++++ DATA ROWS

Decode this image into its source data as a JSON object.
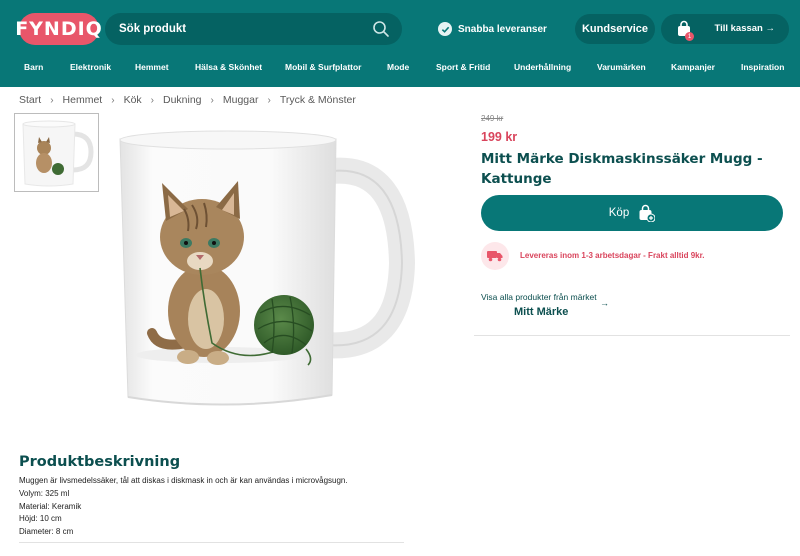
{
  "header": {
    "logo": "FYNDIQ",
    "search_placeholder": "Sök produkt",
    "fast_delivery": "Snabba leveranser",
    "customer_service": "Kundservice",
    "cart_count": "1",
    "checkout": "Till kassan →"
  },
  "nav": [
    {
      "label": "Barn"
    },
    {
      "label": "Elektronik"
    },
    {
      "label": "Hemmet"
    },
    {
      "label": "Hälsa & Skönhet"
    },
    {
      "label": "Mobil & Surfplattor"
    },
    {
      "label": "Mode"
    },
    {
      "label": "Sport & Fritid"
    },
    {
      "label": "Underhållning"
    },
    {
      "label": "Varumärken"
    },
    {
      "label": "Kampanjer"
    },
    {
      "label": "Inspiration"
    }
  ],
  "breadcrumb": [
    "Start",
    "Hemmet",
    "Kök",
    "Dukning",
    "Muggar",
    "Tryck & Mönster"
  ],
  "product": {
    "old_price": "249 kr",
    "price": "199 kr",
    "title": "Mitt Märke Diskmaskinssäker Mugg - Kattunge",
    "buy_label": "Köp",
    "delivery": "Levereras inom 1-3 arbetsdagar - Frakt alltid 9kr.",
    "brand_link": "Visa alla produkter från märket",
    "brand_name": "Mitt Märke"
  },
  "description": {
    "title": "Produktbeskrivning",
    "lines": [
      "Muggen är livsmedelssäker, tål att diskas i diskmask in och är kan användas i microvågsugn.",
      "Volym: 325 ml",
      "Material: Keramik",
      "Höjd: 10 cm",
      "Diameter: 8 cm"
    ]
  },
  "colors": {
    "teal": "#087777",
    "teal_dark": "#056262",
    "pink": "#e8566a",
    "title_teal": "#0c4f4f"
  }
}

++++++++

→ YOUR INSTRUCTIONS: Quote the preceding listing precisely and completely, omitting its images.

→ RESULT FOR THIS EXERCISE:
Decode this image into its source data as a JSON object.
{
  "header": {
    "logo": "FYNDIQ",
    "search_placeholder": "Sök produkt",
    "fast_delivery": "Snabba leveranser",
    "customer_service": "Kundservice",
    "cart_count": "1",
    "checkout": "Till kassan →"
  },
  "nav": [
    {
      "label": "Barn"
    },
    {
      "label": "Elektronik"
    },
    {
      "label": "Hemmet"
    },
    {
      "label": "Hälsa & Skönhet"
    },
    {
      "label": "Mobil & Surfplattor"
    },
    {
      "label": "Mode"
    },
    {
      "label": "Sport & Fritid"
    },
    {
      "label": "Underhållning"
    },
    {
      "label": "Varumärken"
    },
    {
      "label": "Kampanjer"
    },
    {
      "label": "Inspiration"
    }
  ],
  "breadcrumb": [
    "Start",
    "Hemmet",
    "Kök",
    "Dukning",
    "Muggar",
    "Tryck & Mönster"
  ],
  "product": {
    "old_price": "249 kr",
    "price": "199 kr",
    "title": "Mitt Märke Diskmaskinssäker Mugg - Kattunge",
    "buy_label": "Köp",
    "delivery": "Levereras inom 1-3 arbetsdagar - Frakt alltid 9kr.",
    "brand_link": "Visa alla produkter från märket",
    "brand_name": "Mitt Märke"
  },
  "description": {
    "title": "Produktbeskrivning",
    "lines": [
      "Muggen är livsmedelssäker, tål att diskas i diskmask in och är kan användas i microvågsugn.",
      "Volym: 325 ml",
      "Material: Keramik",
      "Höjd: 10 cm",
      "Diameter: 8 cm"
    ]
  },
  "colors": {
    "teal": "#087777",
    "teal_dark": "#056262",
    "pink": "#e8566a",
    "title_teal": "#0c4f4f"
  }
}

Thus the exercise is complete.